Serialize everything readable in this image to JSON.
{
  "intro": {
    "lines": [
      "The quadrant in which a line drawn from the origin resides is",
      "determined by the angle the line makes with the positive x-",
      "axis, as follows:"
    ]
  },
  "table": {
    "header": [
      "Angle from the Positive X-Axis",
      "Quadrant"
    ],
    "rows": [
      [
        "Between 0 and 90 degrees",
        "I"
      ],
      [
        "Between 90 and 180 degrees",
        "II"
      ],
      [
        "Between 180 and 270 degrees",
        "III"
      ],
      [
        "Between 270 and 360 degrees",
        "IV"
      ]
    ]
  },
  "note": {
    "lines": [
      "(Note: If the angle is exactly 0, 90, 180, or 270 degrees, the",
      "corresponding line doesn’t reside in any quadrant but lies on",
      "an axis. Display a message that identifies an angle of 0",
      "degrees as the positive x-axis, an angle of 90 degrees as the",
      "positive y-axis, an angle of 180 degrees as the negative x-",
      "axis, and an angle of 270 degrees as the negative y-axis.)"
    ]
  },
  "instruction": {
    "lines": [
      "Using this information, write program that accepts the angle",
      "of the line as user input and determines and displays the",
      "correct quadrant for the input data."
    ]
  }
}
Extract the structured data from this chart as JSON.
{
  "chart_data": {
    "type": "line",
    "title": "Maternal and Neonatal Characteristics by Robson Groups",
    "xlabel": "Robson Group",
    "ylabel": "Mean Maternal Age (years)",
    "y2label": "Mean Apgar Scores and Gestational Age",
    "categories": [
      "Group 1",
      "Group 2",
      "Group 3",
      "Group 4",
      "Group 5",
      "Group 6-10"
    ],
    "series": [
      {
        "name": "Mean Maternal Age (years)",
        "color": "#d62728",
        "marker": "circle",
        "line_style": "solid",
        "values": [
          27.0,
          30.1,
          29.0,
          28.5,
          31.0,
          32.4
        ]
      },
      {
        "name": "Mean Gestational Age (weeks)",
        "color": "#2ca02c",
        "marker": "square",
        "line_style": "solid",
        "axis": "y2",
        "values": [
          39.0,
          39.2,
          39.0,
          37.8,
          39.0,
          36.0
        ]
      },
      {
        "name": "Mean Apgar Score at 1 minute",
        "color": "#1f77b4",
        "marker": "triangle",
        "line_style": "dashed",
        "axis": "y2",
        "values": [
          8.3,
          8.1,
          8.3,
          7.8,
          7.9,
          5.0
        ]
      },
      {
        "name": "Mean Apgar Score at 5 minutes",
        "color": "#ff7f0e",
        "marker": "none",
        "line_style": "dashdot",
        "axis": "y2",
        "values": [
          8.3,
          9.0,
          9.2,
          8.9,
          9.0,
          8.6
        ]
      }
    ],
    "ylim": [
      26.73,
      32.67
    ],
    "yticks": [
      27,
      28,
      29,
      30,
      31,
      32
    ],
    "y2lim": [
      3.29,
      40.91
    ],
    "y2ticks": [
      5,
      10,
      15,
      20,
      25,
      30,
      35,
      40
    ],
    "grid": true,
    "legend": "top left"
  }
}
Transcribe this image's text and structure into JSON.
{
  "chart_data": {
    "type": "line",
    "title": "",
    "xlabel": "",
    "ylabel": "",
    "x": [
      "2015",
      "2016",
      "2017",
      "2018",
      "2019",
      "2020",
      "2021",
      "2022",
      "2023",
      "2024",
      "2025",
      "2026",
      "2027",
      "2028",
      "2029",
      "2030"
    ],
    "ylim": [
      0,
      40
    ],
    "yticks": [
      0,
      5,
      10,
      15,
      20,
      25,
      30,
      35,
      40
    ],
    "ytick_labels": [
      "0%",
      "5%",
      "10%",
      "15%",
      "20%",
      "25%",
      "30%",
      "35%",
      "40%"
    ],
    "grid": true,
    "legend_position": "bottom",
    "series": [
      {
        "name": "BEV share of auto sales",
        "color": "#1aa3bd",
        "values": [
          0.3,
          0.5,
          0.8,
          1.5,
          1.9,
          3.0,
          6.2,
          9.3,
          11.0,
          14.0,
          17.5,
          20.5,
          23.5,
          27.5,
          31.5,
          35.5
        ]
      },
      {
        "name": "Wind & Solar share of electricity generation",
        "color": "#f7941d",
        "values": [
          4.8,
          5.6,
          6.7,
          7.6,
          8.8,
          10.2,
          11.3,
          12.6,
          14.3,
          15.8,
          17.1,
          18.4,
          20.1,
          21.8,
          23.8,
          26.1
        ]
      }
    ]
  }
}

WORK TO COMPLETE
All entries must be repeated verbatim.

REPLY TO THE TASK
Serialize everything readable in this image to JSON.
{
  "intro": {
    "lines": [
      "The quadrant in which a line drawn from the origin resides is",
      "determined by the angle the line makes with the positive x-",
      "axis, as follows:"
    ]
  },
  "table": {
    "header": [
      "Angle from the Positive X-Axis",
      "Quadrant"
    ],
    "rows": [
      [
        "Between 0 and 90 degrees",
        "I"
      ],
      [
        "Between 90 and 180 degrees",
        "II"
      ],
      [
        "Between 180 and 270 degrees",
        "III"
      ],
      [
        "Between 270 and 360 degrees",
        "IV"
      ]
    ]
  },
  "note": {
    "lines": [
      "(Note: If the angle is exactly 0, 90, 180, or 270 degrees, the",
      "corresponding line doesn’t reside in any quadrant but lies on",
      "an axis. Display a message that identifies an angle of 0",
      "degrees as the positive x-axis, an angle of 90 degrees as the",
      "positive y-axis, an angle of 180 degrees as the negative x-",
      "axis, and an angle of 270 degrees as the negative y-axis.)"
    ]
  },
  "instruction": {
    "lines": [
      "Using this information, write program that accepts the angle",
      "of the line as user input and determines and displays the",
      "correct quadrant for the input data."
    ]
  }
}
Extract the structured data from this chart as JSON.
{
  "chart_data": {
    "type": "line",
    "title": "Maternal and Neonatal Characteristics by Robson Groups",
    "xlabel": "Robson Group",
    "ylabel": "Mean Maternal Age (years)",
    "y2label": "Mean Apgar Scores and Gestational Age",
    "categories": [
      "Group 1",
      "Group 2",
      "Group 3",
      "Group 4",
      "Group 5",
      "Group 6-10"
    ],
    "series": [
      {
        "name": "Mean Maternal Age (years)",
        "color": "#d62728",
        "marker": "circle",
        "line_style": "solid",
        "values": [
          27.0,
          30.1,
          29.0,
          28.5,
          31.0,
          32.4
        ]
      },
      {
        "name": "Mean Gestational Age (weeks)",
        "color": "#2ca02c",
        "marker": "square",
        "line_style": "solid",
        "axis": "y2",
        "values": [
          39.0,
          39.2,
          39.0,
          37.8,
          39.0,
          36.0
        ]
      },
      {
        "name": "Mean Apgar Score at 1 minute",
        "color": "#1f77b4",
        "marker": "triangle",
        "line_style": "dashed",
        "axis": "y2",
        "values": [
          8.3,
          8.1,
          8.3,
          7.8,
          7.9,
          5.0
        ]
      },
      {
        "name": "Mean Apgar Score at 5 minutes",
        "color": "#ff7f0e",
        "marker": "none",
        "line_style": "dashdot",
        "axis": "y2",
        "values": [
          8.3,
          9.0,
          9.2,
          8.9,
          9.0,
          8.6
        ]
      }
    ],
    "ylim": [
      26.73,
      32.67
    ],
    "yticks": [
      27,
      28,
      29,
      30,
      31,
      32
    ],
    "y2lim": [
      3.29,
      40.91
    ],
    "y2ticks": [
      5,
      10,
      15,
      20,
      25,
      30,
      35,
      40
    ],
    "grid": true,
    "legend": "top left"
  }
}
Transcribe this image's text and structure into JSON.
{
  "chart_data": {
    "type": "line",
    "title": "",
    "xlabel": "",
    "ylabel": "",
    "x": [
      "2015",
      "2016",
      "2017",
      "2018",
      "2019",
      "2020",
      "2021",
      "2022",
      "2023",
      "2024",
      "2025",
      "2026",
      "2027",
      "2028",
      "2029",
      "2030"
    ],
    "ylim": [
      0,
      40
    ],
    "yticks": [
      0,
      5,
      10,
      15,
      20,
      25,
      30,
      35,
      40
    ],
    "ytick_labels": [
      "0%",
      "5%",
      "10%",
      "15%",
      "20%",
      "25%",
      "30%",
      "35%",
      "40%"
    ],
    "grid": true,
    "legend_position": "bottom",
    "series": [
      {
        "name": "BEV share of auto sales",
        "color": "#1aa3bd",
        "values": [
          0.3,
          0.5,
          0.8,
          1.5,
          1.9,
          3.0,
          6.2,
          9.3,
          11.0,
          14.0,
          17.5,
          20.5,
          23.5,
          27.5,
          31.5,
          35.5
        ]
      },
      {
        "name": "Wind & Solar share of electricity generation",
        "color": "#f7941d",
        "values": [
          4.8,
          5.6,
          6.7,
          7.6,
          8.8,
          10.2,
          11.3,
          12.6,
          14.3,
          15.8,
          17.1,
          18.4,
          20.1,
          21.8,
          23.8,
          26.1
        ]
      }
    ]
  }
}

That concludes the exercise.